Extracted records
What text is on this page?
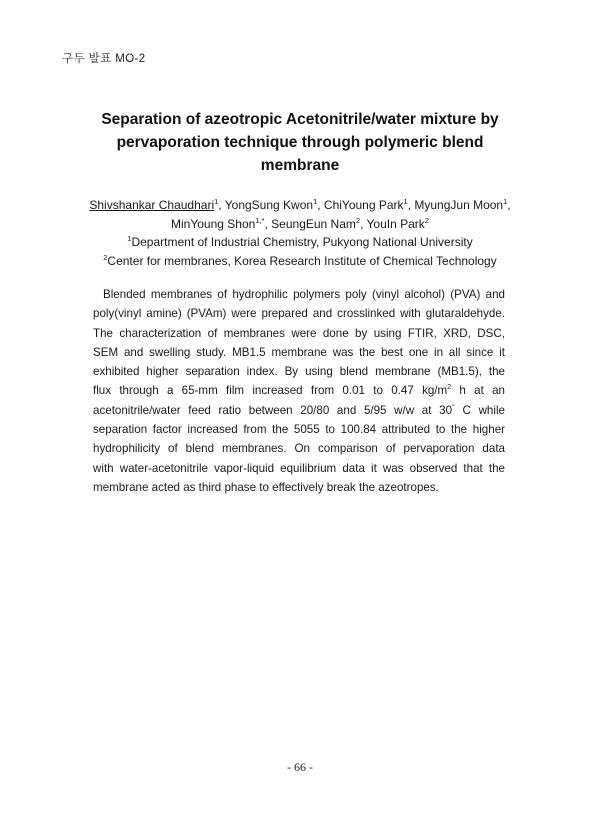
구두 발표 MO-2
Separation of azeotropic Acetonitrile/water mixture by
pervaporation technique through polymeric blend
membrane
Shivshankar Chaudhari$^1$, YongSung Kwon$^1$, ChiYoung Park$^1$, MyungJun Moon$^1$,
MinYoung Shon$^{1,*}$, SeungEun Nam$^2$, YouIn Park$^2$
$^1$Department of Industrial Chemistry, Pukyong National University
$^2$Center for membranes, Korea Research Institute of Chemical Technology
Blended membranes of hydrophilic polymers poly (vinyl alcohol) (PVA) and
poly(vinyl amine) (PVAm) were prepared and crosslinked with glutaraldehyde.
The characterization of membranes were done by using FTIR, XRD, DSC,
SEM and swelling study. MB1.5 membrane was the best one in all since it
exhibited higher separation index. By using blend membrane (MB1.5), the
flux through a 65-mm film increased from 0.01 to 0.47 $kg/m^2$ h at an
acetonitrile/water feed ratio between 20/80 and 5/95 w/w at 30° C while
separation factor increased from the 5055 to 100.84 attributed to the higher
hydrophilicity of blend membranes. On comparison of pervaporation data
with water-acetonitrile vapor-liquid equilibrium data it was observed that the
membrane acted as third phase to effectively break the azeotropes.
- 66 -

--

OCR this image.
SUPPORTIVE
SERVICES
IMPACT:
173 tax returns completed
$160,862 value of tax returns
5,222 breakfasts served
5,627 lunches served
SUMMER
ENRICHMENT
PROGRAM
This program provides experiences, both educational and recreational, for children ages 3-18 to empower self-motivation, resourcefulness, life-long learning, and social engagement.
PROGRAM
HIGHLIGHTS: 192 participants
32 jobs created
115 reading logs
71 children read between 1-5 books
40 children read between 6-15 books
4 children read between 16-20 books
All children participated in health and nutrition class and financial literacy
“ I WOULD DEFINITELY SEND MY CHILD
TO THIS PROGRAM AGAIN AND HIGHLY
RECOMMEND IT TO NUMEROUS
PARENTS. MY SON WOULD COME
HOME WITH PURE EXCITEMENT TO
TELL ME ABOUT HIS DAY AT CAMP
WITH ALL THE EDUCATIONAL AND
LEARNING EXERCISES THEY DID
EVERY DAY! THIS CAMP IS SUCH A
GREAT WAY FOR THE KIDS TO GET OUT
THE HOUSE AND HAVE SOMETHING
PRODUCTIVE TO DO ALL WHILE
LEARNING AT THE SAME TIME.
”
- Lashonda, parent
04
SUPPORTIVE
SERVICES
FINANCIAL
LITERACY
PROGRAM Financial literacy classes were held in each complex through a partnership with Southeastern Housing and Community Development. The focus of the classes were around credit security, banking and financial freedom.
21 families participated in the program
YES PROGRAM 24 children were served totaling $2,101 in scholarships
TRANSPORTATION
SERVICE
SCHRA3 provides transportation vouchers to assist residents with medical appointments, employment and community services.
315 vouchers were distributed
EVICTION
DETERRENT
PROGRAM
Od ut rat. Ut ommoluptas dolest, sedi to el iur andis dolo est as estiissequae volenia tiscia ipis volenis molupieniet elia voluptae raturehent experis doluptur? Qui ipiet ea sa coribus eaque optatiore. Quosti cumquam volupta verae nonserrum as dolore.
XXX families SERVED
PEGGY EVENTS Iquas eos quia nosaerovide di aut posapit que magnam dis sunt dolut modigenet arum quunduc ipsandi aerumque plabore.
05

---

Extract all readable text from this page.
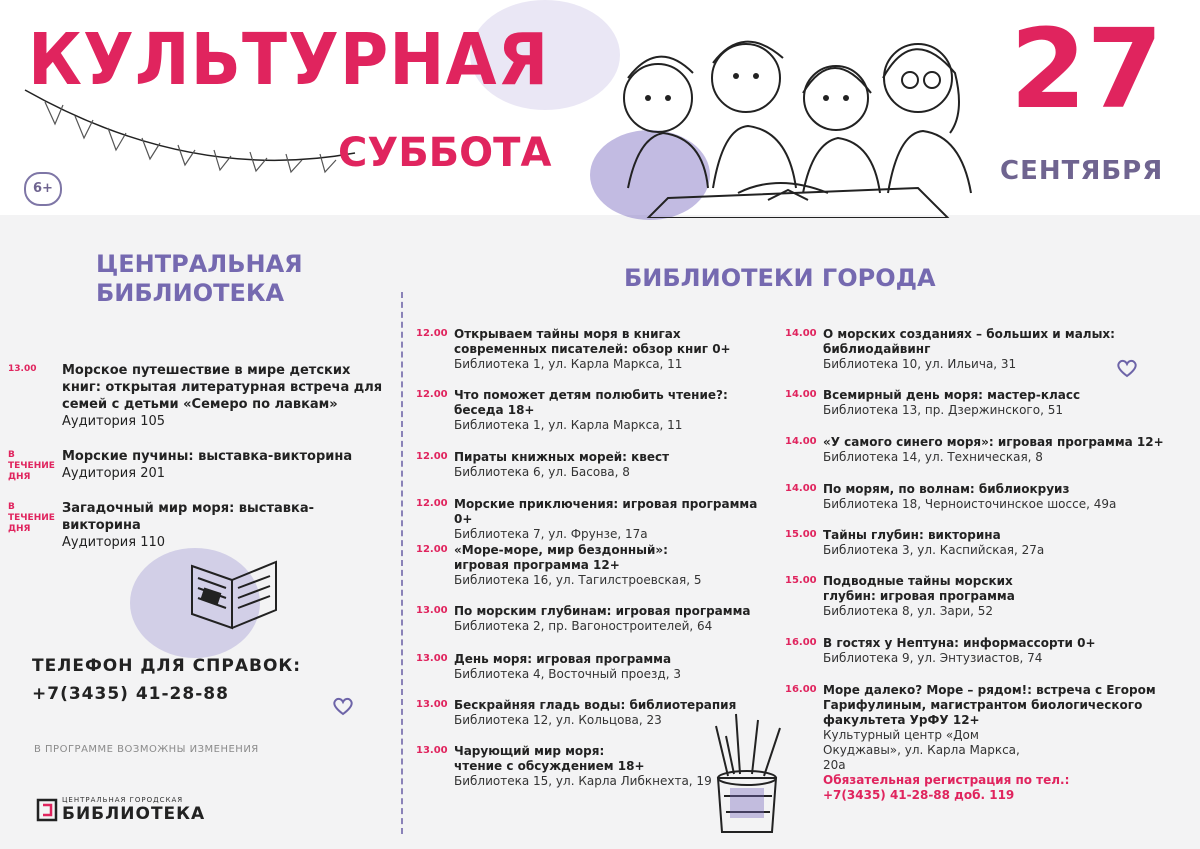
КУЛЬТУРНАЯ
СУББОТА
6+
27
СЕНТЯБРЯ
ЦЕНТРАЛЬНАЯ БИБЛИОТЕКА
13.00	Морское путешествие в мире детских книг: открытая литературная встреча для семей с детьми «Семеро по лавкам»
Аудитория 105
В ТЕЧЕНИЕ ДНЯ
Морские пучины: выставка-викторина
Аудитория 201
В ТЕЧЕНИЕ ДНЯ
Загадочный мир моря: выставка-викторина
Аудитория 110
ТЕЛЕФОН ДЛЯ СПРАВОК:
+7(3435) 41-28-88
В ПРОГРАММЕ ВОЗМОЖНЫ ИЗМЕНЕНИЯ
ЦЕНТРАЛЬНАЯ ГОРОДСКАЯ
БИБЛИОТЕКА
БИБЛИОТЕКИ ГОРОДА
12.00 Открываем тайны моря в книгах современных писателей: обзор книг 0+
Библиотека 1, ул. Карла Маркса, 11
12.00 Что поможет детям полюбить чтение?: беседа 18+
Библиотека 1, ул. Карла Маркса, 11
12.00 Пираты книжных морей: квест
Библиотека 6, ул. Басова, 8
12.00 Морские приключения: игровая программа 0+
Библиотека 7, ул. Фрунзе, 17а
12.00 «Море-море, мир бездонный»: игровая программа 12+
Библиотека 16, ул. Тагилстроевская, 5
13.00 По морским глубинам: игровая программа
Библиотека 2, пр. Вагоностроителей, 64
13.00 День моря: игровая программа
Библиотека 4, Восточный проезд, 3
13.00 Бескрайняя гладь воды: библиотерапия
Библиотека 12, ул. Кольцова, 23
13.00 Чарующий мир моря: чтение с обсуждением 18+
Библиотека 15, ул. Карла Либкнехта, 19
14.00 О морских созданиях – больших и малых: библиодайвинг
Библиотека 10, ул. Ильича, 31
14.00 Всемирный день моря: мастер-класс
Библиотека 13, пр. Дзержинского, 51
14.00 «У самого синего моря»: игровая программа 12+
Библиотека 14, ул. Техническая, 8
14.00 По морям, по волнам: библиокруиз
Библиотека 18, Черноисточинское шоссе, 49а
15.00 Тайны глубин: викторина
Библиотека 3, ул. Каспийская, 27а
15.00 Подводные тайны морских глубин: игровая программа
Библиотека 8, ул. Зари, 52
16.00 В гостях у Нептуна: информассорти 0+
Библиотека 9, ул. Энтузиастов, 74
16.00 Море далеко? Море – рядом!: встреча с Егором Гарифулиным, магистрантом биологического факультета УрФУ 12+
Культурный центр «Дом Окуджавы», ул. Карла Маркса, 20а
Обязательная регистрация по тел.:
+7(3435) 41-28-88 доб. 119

> [JOB]:
Pick out and copy every line that contains the word "text".

> [SOLUTION FOR THIS TASK]:
What text is on this page?
Extract all readable text from this page.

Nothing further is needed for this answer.